Exercise aim -
All the data must come back unchanged, except that pictures are left out.
===== Dataset excerpts =====
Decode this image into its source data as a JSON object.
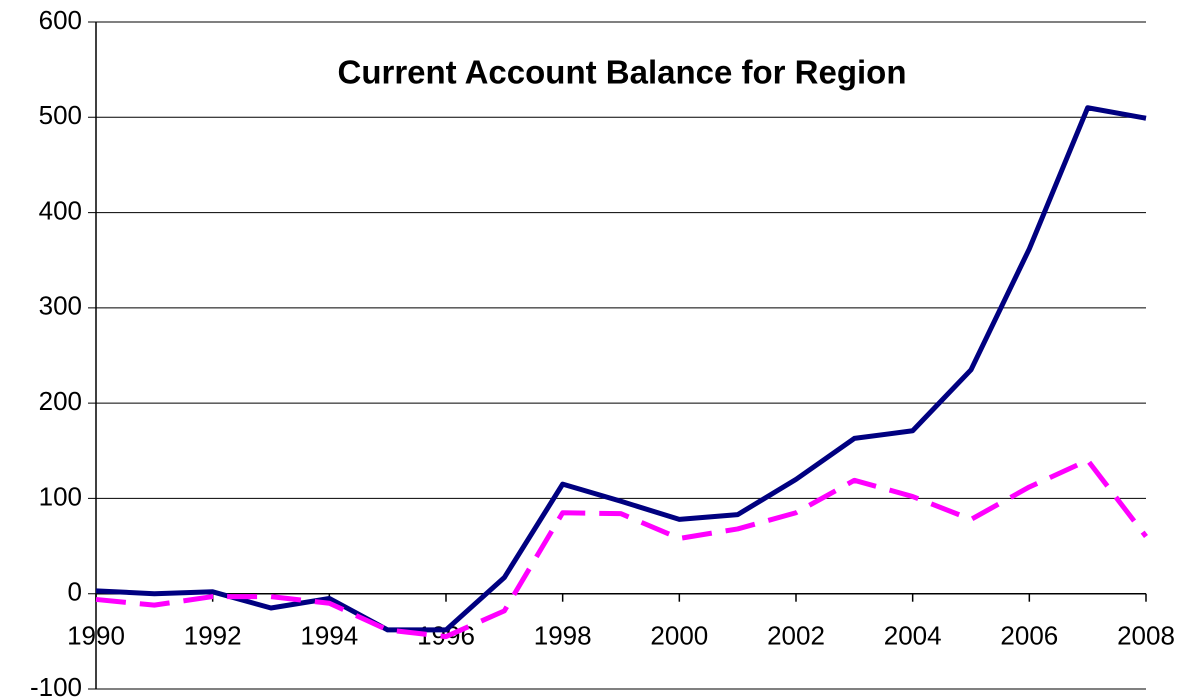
{
  "chart_data": {
    "type": "line",
    "title": "Current Account Balance for Region",
    "x": [
      1990,
      1991,
      1992,
      1993,
      1994,
      1995,
      1996,
      1997,
      1998,
      1999,
      2000,
      2001,
      2002,
      2003,
      2004,
      2005,
      2006,
      2007,
      2008
    ],
    "series": [
      {
        "color": "#000080",
        "dash": "solid",
        "values": [
          3,
          0,
          2,
          -15,
          -5,
          -38,
          -38,
          17,
          115,
          97,
          78,
          83,
          120,
          163,
          171,
          235,
          362,
          510,
          499
        ]
      },
      {
        "color": "#ff00ff",
        "dash": "dashed",
        "values": [
          -6,
          -12,
          -3,
          -3,
          -10,
          -38,
          -45,
          -18,
          85,
          84,
          58,
          68,
          85,
          119,
          102,
          78,
          112,
          140,
          60
        ]
      }
    ],
    "xlim": [
      1990,
      2008
    ],
    "xticks": [
      1990,
      1992,
      1994,
      1996,
      1998,
      2000,
      2002,
      2004,
      2006,
      2008
    ],
    "ylim": [
      -100,
      600
    ],
    "yticks": [
      -100,
      0,
      100,
      200,
      300,
      400,
      500,
      600
    ],
    "grid": true
  }
}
=====
Answer for the task -
Decode this image into its source data as a JSON object.
{
  "chart_data": {
    "type": "line",
    "title": "Current Account Balance for Region",
    "x": [
      1990,
      1991,
      1992,
      1993,
      1994,
      1995,
      1996,
      1997,
      1998,
      1999,
      2000,
      2001,
      2002,
      2003,
      2004,
      2005,
      2006,
      2007,
      2008
    ],
    "series": [
      {
        "color": "#000080",
        "dash": "solid",
        "values": [
          3,
          0,
          2,
          -15,
          -5,
          -38,
          -38,
          17,
          115,
          97,
          78,
          83,
          120,
          163,
          171,
          235,
          362,
          510,
          499
        ]
      },
      {
        "color": "#ff00ff",
        "dash": "dashed",
        "values": [
          -6,
          -12,
          -3,
          -3,
          -10,
          -38,
          -45,
          -18,
          85,
          84,
          58,
          68,
          85,
          119,
          102,
          78,
          112,
          140,
          60
        ]
      }
    ],
    "xlim": [
      1990,
      2008
    ],
    "xticks": [
      1990,
      1992,
      1994,
      1996,
      1998,
      2000,
      2002,
      2004,
      2006,
      2008
    ],
    "ylim": [
      -100,
      600
    ],
    "yticks": [
      -100,
      0,
      100,
      200,
      300,
      400,
      500,
      600
    ],
    "grid": true
  }
}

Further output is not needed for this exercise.